→ **読解用の抜粋**:
******************************
極めて単純な構造で、ボールヘッドを包む受けのスロットが2つに分割されており、ボルトを締め込むことでスロットの隙間がなくなり、ボールヘッドと密着して動かなくなる。単純な構造ながら、ボールヘッドと受けのスロットの球面部分のすり合わせの精度には驚く。全くグリス切れの状態でも、それなりに動きは滑らかだったのだ。しかもこれって全部鋳物でしょう?地味な技術であるけれど、こういう高精度の製品を大量生産し廉価で販売できるのは、さすが日本の技術と思ってしまう(製造はタイでやってるそうだが)
▲もう1つ注意したいのは、下の三脚に取り付ける台座の部分。ここも、ロックレバーを締め込むことで、隙間がなくなって固定されるようになっている。
▲つまり、パーツの摩耗で精度が甘くなるとしたら、ボールヘッド側のスロット(写真では下)だけでなく、三脚へ固定する台座のスロットも、その可能性を疑う必要がある。そういえば、先程観察した時に、雲台の下側に塗装が剥げた箇所があった。あれは単にどこかに擦れて剥離したのか、もしくは落下させて削れたのか。
ボールヘッドの受け側は、グリスが全く残っておらずサラサラしていた。三脚に取り付ける台座側(写真では上)にはグリスが残っていたけれど、十分とは言えない程度に枯れていた。
▲そこで、まずは5-56で洗浄して(本当はパーツクリーナーの方がよいのだが、いま丁度切らしているのだ)汚れをよく拭き取り、それからグリスを塗りつけることにした。
こういう箇所に使うグリスは固めで揮発しにくい方が良いので、自転車整備用に使っているデュラエースグリスを使ってみた。かなり厚めのベトベトに塗り込んで、隙間がない程度にしてみた。これで締め込んだ時の微妙なズレが生じにくくなるはずである。
コルクの交換
▲薄くなって割れたコルクも交換することにした。もしかしたらここが微妙なズレを生じる原因になっているかも知れないし、コルクは非常に安くカンタンに手に入る。
******************************
→ **表示された情報**:
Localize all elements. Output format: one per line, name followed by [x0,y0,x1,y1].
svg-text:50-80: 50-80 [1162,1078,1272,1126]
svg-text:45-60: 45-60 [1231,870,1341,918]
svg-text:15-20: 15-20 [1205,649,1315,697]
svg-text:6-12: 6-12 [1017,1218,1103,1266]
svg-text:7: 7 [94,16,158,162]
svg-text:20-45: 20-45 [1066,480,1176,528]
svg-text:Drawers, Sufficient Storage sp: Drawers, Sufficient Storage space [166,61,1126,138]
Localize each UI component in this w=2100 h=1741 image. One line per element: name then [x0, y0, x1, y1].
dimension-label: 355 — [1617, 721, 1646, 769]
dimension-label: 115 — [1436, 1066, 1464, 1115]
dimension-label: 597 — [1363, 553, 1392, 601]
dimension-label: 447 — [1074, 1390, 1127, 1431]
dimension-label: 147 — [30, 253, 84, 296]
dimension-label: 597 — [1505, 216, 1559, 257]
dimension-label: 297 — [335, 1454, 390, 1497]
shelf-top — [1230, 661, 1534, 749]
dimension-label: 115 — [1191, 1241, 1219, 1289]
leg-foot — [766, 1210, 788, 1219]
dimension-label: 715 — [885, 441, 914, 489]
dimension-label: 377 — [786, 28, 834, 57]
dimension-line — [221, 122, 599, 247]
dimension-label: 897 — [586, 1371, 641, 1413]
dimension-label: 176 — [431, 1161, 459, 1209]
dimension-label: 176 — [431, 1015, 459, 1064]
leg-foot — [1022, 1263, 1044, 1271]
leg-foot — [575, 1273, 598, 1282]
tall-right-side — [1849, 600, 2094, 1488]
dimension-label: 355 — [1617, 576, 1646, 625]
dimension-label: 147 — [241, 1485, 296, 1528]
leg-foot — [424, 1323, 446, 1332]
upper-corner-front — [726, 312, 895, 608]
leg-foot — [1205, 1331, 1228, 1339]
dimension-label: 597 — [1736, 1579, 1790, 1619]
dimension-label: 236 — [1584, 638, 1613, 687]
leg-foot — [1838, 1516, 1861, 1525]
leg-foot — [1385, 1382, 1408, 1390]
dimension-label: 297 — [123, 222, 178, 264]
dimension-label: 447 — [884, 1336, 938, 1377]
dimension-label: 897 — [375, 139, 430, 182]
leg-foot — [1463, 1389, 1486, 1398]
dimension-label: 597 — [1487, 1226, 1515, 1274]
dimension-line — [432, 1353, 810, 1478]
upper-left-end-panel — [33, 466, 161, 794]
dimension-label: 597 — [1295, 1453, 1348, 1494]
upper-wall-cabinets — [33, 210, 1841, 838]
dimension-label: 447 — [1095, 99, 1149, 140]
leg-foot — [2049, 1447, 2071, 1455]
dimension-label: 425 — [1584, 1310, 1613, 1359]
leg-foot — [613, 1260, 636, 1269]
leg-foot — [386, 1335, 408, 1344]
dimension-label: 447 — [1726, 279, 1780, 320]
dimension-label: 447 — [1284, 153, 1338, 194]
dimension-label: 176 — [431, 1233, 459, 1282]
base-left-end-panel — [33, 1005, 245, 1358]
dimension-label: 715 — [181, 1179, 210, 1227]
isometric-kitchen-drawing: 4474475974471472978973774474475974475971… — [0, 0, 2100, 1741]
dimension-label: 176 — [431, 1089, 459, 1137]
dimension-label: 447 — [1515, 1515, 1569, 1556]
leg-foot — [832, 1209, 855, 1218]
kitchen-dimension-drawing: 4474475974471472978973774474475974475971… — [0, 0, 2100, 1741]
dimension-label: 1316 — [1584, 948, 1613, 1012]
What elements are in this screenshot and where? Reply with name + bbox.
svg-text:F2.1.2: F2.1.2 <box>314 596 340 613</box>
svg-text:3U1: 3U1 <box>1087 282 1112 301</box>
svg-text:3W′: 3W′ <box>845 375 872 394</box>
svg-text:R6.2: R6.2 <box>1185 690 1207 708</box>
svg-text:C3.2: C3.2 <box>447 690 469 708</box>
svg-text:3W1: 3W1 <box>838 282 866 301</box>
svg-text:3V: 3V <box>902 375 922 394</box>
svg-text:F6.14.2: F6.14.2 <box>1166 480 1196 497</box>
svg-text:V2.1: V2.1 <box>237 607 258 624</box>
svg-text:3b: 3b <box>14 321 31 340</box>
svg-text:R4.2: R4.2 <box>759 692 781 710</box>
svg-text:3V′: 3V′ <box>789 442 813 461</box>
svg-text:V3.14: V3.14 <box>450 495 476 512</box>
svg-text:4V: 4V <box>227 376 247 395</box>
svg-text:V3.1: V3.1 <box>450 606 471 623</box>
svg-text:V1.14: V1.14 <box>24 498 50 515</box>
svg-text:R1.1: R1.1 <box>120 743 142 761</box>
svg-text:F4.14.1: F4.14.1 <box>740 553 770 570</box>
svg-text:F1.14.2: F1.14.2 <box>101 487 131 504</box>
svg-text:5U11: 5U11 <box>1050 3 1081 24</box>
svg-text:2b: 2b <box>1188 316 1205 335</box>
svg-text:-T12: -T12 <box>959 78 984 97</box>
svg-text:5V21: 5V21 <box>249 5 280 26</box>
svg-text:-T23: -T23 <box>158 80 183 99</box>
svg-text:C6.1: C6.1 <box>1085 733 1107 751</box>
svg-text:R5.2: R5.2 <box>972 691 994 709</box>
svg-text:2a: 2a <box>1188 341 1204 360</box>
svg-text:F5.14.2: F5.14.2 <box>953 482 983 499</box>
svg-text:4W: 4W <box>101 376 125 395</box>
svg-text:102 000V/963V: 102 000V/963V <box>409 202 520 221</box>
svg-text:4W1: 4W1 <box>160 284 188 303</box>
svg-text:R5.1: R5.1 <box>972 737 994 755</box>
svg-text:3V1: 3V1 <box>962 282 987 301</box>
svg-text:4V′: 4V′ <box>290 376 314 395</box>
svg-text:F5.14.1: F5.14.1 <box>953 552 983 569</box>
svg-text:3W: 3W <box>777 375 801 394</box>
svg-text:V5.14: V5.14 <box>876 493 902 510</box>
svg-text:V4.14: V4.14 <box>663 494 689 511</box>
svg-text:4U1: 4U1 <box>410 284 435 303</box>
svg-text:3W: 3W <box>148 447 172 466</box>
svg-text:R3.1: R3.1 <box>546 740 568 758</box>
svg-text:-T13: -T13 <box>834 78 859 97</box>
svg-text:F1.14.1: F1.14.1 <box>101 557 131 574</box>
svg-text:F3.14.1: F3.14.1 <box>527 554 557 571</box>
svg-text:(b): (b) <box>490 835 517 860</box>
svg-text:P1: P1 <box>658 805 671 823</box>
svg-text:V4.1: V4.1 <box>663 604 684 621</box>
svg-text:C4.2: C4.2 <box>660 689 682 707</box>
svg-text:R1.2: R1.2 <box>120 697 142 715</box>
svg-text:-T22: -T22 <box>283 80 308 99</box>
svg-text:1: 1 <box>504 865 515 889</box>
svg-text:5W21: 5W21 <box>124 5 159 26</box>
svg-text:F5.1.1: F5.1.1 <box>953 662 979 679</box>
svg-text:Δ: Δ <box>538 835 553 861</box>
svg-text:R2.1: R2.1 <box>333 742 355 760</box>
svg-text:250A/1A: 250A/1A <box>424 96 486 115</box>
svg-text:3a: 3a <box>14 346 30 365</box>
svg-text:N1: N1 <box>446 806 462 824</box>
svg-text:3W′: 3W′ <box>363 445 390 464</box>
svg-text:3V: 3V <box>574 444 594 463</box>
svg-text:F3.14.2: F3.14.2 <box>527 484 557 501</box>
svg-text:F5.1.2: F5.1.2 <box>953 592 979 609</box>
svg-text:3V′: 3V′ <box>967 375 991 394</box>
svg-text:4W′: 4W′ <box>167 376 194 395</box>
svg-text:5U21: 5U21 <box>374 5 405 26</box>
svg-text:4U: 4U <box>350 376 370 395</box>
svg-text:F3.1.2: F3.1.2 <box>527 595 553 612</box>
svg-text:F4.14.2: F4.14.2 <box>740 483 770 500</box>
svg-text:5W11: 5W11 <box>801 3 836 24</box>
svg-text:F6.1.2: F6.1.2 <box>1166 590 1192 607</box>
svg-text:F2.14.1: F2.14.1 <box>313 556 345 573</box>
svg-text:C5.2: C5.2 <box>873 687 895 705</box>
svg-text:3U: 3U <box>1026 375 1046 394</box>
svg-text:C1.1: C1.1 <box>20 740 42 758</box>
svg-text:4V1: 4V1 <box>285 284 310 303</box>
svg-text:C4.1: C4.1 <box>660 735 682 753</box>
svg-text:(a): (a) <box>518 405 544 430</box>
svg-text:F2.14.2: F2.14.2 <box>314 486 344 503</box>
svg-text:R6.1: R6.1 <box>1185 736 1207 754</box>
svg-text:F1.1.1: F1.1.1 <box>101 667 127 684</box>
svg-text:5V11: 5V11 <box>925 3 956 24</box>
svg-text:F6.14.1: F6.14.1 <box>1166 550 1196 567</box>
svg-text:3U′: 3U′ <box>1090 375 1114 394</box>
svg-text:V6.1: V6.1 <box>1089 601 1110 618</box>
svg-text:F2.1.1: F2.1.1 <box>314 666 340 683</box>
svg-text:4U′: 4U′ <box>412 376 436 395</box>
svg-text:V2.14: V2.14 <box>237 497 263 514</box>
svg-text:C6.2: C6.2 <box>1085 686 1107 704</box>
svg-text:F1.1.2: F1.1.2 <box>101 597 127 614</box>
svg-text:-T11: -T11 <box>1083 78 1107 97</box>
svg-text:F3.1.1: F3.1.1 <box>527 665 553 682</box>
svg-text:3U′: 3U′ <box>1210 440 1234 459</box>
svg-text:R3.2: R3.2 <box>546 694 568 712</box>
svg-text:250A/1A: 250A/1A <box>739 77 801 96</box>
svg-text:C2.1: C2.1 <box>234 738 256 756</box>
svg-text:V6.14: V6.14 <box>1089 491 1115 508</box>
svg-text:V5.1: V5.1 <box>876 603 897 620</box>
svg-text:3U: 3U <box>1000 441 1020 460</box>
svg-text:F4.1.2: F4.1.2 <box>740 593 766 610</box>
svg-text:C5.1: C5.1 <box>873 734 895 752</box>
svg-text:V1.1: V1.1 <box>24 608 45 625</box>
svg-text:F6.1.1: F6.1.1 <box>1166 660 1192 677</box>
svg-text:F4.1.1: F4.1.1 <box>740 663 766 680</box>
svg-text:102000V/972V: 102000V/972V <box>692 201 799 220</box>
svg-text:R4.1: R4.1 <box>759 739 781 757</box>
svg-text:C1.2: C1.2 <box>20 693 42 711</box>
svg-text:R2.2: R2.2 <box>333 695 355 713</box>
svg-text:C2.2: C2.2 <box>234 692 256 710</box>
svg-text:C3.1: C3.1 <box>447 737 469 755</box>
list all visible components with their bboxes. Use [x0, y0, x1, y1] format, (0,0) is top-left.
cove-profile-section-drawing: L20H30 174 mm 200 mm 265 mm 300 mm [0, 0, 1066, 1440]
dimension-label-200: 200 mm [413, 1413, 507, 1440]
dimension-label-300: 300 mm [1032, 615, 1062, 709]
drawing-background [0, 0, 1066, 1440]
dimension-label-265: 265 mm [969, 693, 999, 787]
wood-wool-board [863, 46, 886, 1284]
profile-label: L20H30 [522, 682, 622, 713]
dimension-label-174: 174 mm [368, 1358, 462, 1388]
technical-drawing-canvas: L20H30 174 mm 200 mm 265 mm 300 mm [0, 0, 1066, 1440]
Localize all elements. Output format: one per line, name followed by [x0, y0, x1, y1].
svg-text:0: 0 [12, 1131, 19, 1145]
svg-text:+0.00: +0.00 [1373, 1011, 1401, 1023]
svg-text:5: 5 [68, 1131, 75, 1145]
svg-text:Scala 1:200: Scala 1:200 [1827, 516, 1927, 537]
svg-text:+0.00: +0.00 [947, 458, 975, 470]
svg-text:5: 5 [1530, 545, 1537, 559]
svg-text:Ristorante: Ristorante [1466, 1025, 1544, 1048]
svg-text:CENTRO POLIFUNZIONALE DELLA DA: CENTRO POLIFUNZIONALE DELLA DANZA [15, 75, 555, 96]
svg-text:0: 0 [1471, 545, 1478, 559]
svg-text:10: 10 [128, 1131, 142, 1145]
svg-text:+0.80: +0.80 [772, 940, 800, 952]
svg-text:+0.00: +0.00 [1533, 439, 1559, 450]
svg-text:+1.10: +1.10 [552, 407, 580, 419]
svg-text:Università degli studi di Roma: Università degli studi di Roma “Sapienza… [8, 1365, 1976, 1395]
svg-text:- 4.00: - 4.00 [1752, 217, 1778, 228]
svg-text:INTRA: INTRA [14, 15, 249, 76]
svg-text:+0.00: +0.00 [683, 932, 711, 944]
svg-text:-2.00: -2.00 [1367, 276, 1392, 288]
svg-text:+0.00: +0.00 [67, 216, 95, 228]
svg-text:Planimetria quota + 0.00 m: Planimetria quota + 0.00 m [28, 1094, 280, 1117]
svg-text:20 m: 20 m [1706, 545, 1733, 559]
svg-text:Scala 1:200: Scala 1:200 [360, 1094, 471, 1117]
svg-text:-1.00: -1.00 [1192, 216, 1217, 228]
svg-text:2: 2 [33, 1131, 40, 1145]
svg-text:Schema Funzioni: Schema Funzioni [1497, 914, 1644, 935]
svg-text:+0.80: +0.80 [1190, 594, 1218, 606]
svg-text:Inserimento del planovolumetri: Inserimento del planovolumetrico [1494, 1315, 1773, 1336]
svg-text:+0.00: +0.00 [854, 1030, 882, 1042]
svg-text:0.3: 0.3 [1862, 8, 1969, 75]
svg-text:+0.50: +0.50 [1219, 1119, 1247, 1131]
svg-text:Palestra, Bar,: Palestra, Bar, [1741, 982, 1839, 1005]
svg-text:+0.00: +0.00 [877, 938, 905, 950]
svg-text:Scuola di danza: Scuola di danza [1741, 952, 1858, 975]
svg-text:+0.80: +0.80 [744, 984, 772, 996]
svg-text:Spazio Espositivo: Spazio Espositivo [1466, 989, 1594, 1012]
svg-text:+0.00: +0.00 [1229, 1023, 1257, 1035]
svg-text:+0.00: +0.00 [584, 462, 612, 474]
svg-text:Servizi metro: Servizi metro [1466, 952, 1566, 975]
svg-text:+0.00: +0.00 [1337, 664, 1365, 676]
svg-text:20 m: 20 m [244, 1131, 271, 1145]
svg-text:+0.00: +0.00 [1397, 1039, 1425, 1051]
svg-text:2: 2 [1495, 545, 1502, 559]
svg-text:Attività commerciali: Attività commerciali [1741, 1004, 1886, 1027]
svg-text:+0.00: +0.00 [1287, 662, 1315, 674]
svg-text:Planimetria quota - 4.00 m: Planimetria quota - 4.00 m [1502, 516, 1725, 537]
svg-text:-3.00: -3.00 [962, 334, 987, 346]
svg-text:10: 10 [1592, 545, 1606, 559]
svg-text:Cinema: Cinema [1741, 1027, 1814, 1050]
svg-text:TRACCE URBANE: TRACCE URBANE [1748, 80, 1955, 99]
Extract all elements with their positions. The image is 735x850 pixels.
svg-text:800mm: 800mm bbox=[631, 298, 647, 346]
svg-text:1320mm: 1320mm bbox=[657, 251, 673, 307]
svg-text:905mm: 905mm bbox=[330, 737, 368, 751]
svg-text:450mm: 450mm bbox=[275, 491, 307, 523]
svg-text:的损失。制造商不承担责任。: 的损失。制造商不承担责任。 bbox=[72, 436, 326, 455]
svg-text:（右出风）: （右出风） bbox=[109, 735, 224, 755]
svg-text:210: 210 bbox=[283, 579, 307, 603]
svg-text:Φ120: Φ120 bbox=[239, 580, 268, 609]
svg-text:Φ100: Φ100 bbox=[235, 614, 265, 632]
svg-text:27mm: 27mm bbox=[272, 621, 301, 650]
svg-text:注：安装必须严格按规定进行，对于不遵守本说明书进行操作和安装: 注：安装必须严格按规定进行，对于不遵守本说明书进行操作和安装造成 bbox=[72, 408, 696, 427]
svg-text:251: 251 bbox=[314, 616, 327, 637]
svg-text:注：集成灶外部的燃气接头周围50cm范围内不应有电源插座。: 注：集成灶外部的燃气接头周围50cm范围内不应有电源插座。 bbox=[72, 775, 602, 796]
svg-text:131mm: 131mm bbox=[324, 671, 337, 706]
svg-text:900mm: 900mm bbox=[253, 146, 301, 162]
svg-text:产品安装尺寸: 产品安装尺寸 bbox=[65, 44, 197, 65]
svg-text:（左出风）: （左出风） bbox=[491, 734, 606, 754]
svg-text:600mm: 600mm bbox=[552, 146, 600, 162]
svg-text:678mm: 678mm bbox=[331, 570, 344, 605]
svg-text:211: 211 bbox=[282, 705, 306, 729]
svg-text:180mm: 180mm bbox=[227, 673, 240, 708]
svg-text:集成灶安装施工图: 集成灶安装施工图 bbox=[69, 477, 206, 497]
******************************
→ **取り組む課題**:
**1)** 雲台の整備に関する抜粋から、丸括弧の中に書かれた補足をすべて抜き出してください。
**2)** 雲台の整備に関する抜粋のうち、「極めて単純な構造で、ボールヘ」から「常に安くカンタンに手に入る。」までを一字一句変えずに書き写してください。
**3)** 雲台の整備に関する抜粋で、洗浄の後に塗り込んだグリスは何ですか。

→ **課題の解答**:
**1)**
・製造はタイでやってるそうだが
・写真では下
・写真では上
・本当はパーツクリーナーの方がよいのだが、いま丁度切らしているのだ

**2)**
極めて単純な構造で、ボールヘッドを包む受けのスロットが2つに分割されており、ボルトを締め込むことでスロットの隙間がなくなり、ボールヘッドと密着して動かなくなる。単純な構造ながら、ボールヘッドと受けのスロットの球面部分のすり合わせの精度には驚く。全くグリス切れの状態でも、それなりに動きは滑らかだったのだ。しかもこれって全部鋳物でしょう?地味な技術であるけれど、こういう高精度の製品を大量生産し廉価で販売できるのは、さすが日本の技術と思ってしまう(製造はタイでやってるそうだが)
▲もう1つ注意したいのは、下の三脚に取り付ける台座の部分。ここも、ロックレバーを締め込むことで、隙間がなくなって固定されるようになっている。
▲つまり、パーツの摩耗で精度が甘くなるとしたら、ボールヘッド側のスロット(写真では下)だけでなく、三脚へ固定する台座のスロットも、その可能性を疑う必要がある。そういえば、先程観察した時に、雲台の下側に塗装が剥げた箇所があった。あれは単にどこかに擦れて剥離したのか、もしくは落下させて削れたのか。
ボールヘッドの受け側は、グリスが全く残っておらずサラサラしていた。三脚に取り付ける台座側(写真では上)にはグリスが残っていたけれど、十分とは言えない程度に枯れていた。
▲そこで、まずは5-56で洗浄して(本当はパーツクリーナーの方がよいのだが、いま丁度切らしているのだ)汚れをよく拭き取り、それからグリスを塗りつけることにした。
こういう箇所に使うグリスは固めで揮発しにくい方が良いので、自転車整備用に使っているデュラエースグリスを使ってみた。かなり厚めのベトベトに塗り込んで、隙間がない程度にしてみた。これで締め込んだ時の微妙なズレが生じにくくなるはずである。
コルクの交換
▲薄くなって割れたコルクも交換することにした。もしかしたらここが微妙なズレを生じる原因になっているかも知れないし、コルクは非常に安くカンタンに手に入る。

**3)** 自転車整備用に使っているデュラエースグリスです。